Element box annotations
begin

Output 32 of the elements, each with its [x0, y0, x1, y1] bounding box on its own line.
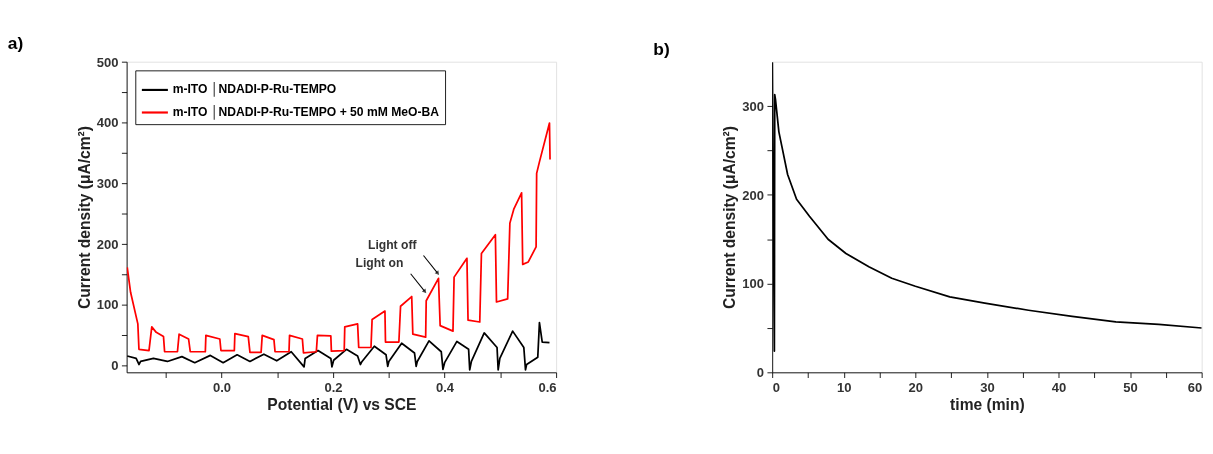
x-tick-label: 0.2 — [324, 379, 343, 395]
legend-label: m-ITO │NDADI-P-Ru-TEMPO — [172, 81, 337, 98]
y-tick-label: 300 — [96, 175, 119, 191]
x-tick-label: 0 — [772, 379, 780, 395]
y-axis-title: Current density (μA/cm²) — [721, 125, 739, 309]
y-tick-label: 300 — [742, 98, 764, 114]
x-tick-label: 0.0 — [212, 379, 231, 395]
chart-title: b) — [653, 38, 670, 59]
chart-title: a) — [7, 32, 24, 53]
x-tick-label: 50 — [1123, 379, 1138, 395]
y-tick-label: 400 — [96, 115, 119, 131]
legend-label: m-ITO │NDADI-P-Ru-TEMPO + 50 mM MeO-BA — [172, 103, 440, 120]
x-tick-label: 20 — [908, 379, 924, 395]
x-axis-title: Potential (V) vs SCE — [267, 396, 417, 414]
y-tick-label: 100 — [96, 297, 119, 313]
y-tick-label: 0 — [756, 365, 764, 381]
y-tick-label: 500 — [96, 54, 119, 70]
y-tick-label: 100 — [742, 276, 764, 292]
y-tick-label: 200 — [96, 236, 119, 252]
annotation: Light off — [368, 237, 418, 252]
line-series — [126, 122, 551, 354]
x-tick-label: 0.6 — [538, 379, 557, 395]
y-tick-label: 0 — [111, 357, 119, 373]
x-tick-label: 30 — [980, 379, 995, 395]
x-tick-label: 0.4 — [436, 379, 455, 395]
y-tick-label: 200 — [742, 187, 764, 203]
x-tick-label: 40 — [1051, 379, 1067, 395]
annotation: Light on — [355, 255, 404, 270]
x-axis-title: time (min) — [950, 396, 1025, 414]
y-axis-title: Current density (μA/cm²) — [75, 125, 93, 309]
x-tick-label: 10 — [837, 379, 852, 395]
x-tick-label: 60 — [1187, 379, 1203, 395]
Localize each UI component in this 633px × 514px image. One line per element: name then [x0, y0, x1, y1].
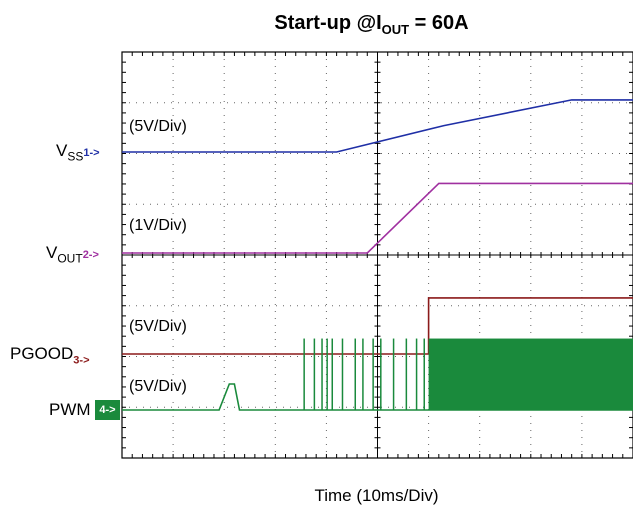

end

_WORK TO COMPLETE_. Copy out every line of the entries above word for word, leaving out the pictures.

_RESULT OF THE TASK_.
Output 32 of the elements, each with its [x0, y0, x1, y1] bounding box on its own line.
x-tick-label: 0.2 — [324, 379, 343, 395]
legend-label: m-ITO │NDADI-P-Ru-TEMPO — [172, 81, 337, 98]
y-tick-label: 300 — [96, 175, 119, 191]
x-tick-label: 0 — [772, 379, 780, 395]
y-axis-title: Current density (μA/cm²) — [721, 125, 739, 309]
y-tick-label: 300 — [742, 98, 764, 114]
x-tick-label: 0.0 — [212, 379, 231, 395]
chart-title: b) — [653, 38, 670, 59]
chart-title: a) — [7, 32, 24, 53]
x-tick-label: 50 — [1123, 379, 1138, 395]
y-tick-label: 400 — [96, 115, 119, 131]
legend-label: m-ITO │NDADI-P-Ru-TEMPO + 50 mM MeO-BA — [172, 103, 440, 120]
x-tick-label: 20 — [908, 379, 924, 395]
x-axis-title: Potential (V) vs SCE — [267, 396, 417, 414]
y-tick-label: 100 — [96, 297, 119, 313]
y-tick-label: 0 — [756, 365, 764, 381]
y-tick-label: 500 — [96, 54, 119, 70]
y-tick-label: 100 — [742, 276, 764, 292]
y-tick-label: 200 — [96, 236, 119, 252]
annotation: Light off — [368, 237, 418, 252]
line-series — [126, 122, 551, 354]
x-tick-label: 0.6 — [538, 379, 557, 395]
y-tick-label: 0 — [111, 357, 119, 373]
x-tick-label: 30 — [980, 379, 995, 395]
x-tick-label: 0.4 — [436, 379, 455, 395]
y-tick-label: 200 — [742, 187, 764, 203]
x-tick-label: 40 — [1051, 379, 1067, 395]
annotation: Light on — [355, 255, 404, 270]
x-axis-title: time (min) — [950, 396, 1025, 414]
y-axis-title: Current density (μA/cm²) — [75, 125, 93, 309]
x-tick-label: 10 — [837, 379, 852, 395]
x-tick-label: 60 — [1187, 379, 1203, 395]
Localize each UI component in this 633px × 514px image. One line per element: name then [x0, y0, x1, y1].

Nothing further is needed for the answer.